[Task description]
Examine the records and identify each line that includes the string "with". Copy those lines.

[Provided material]

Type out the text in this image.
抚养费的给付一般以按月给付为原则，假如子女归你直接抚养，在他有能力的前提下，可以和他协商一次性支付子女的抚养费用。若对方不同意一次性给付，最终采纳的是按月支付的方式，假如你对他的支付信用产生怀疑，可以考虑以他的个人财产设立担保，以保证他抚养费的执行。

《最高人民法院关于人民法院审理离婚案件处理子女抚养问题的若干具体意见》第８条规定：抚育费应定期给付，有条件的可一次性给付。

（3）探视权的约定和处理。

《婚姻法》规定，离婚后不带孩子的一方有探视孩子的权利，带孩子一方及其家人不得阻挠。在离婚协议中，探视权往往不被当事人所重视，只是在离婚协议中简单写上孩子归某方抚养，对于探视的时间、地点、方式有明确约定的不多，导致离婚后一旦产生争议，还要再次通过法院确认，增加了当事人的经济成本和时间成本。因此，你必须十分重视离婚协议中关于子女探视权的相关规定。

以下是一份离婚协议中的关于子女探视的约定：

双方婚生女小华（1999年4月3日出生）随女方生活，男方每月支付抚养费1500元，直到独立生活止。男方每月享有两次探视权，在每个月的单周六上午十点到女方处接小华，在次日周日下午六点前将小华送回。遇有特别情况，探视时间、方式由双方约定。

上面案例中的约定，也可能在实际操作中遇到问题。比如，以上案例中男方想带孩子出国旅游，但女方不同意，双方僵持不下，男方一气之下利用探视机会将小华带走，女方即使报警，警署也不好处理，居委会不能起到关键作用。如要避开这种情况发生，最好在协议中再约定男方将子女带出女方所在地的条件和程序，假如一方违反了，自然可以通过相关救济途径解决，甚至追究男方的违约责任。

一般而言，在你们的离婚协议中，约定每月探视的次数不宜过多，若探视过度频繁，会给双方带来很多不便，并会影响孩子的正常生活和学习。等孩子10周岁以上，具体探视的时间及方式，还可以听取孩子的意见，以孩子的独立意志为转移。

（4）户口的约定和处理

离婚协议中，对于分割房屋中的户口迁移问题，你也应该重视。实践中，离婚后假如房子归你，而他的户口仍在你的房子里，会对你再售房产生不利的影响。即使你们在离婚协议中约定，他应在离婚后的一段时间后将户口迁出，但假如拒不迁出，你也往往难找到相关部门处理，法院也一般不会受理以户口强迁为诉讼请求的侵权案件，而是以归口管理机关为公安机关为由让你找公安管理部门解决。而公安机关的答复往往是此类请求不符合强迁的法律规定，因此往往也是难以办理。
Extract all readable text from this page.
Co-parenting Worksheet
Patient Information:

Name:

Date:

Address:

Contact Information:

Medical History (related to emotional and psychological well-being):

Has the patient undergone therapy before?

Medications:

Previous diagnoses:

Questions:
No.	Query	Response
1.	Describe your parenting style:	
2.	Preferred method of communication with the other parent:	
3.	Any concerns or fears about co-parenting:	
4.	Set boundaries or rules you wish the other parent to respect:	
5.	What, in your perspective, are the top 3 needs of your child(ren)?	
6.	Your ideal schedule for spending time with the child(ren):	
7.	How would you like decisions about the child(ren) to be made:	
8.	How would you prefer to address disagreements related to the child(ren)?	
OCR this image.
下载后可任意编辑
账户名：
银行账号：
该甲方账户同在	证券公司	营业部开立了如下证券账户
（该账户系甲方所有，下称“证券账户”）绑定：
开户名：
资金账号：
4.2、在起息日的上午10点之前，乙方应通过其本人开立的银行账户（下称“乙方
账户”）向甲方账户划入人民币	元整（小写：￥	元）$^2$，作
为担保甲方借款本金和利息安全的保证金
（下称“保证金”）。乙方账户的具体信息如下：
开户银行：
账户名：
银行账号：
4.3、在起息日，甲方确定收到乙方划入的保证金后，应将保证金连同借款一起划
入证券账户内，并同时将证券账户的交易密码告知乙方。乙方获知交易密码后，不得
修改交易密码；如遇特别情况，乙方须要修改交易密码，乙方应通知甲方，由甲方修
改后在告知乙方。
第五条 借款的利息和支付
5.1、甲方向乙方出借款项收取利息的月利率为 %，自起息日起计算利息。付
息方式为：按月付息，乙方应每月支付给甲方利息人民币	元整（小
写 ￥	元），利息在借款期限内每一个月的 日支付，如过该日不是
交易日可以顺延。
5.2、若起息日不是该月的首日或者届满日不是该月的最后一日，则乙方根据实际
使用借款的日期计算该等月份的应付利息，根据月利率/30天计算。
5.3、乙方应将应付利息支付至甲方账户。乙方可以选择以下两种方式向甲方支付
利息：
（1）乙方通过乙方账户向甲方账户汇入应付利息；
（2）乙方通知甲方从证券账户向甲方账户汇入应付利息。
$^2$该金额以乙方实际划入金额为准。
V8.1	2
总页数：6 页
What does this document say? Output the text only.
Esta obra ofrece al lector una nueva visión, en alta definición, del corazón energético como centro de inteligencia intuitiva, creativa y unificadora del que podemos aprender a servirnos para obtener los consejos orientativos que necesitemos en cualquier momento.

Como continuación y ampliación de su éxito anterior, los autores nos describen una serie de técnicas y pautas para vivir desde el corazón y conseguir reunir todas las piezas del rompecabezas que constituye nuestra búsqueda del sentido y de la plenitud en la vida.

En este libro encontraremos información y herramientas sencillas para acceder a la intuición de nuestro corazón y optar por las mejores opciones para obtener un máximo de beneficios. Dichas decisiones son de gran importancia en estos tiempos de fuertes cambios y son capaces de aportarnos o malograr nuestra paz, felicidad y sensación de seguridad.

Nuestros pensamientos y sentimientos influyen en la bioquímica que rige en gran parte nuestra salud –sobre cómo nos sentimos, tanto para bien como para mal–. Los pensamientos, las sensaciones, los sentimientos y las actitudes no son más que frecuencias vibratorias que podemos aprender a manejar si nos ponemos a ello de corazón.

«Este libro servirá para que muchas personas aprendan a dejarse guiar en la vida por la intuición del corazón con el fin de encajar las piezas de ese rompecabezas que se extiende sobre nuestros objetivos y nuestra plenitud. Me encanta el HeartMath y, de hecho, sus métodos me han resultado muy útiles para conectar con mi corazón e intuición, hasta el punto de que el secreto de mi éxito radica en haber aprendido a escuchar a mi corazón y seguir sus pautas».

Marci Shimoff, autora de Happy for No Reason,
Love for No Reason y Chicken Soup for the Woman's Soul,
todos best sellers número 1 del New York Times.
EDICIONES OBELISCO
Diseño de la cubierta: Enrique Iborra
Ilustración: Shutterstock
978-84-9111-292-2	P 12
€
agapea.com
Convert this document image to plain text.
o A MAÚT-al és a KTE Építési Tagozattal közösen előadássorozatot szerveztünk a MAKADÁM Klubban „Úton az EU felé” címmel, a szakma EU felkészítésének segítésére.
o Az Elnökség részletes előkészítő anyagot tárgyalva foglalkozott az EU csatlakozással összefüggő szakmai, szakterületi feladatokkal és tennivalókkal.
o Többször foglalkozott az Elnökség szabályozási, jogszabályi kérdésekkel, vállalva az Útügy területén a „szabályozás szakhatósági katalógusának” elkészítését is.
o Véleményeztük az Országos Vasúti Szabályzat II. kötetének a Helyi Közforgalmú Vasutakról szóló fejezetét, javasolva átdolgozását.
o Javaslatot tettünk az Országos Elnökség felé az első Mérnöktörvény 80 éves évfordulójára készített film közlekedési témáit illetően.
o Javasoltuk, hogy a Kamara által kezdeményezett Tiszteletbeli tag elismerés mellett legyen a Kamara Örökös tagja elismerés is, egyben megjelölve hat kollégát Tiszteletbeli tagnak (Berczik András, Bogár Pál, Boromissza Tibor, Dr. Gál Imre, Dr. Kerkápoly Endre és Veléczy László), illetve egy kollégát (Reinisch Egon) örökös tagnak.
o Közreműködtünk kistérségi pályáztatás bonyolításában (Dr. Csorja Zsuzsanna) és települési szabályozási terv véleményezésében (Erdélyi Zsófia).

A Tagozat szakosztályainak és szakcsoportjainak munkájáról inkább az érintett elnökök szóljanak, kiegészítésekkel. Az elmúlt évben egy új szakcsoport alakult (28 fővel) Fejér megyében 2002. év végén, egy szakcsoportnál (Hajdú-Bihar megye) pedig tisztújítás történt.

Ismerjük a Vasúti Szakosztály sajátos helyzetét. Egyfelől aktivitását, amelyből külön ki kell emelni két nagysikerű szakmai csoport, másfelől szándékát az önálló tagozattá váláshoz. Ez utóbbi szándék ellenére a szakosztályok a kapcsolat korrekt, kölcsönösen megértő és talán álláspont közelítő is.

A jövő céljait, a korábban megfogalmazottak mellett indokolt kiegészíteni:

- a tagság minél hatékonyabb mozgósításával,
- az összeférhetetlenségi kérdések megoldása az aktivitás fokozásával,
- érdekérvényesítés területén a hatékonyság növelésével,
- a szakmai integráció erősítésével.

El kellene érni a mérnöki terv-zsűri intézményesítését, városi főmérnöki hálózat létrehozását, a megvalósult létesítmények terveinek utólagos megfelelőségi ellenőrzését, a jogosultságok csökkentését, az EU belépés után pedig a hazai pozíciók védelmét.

[Finished task]
2.	Preferred method of communication with the other parent:	
6.	Your ideal schedule for spending time with the child(ren):	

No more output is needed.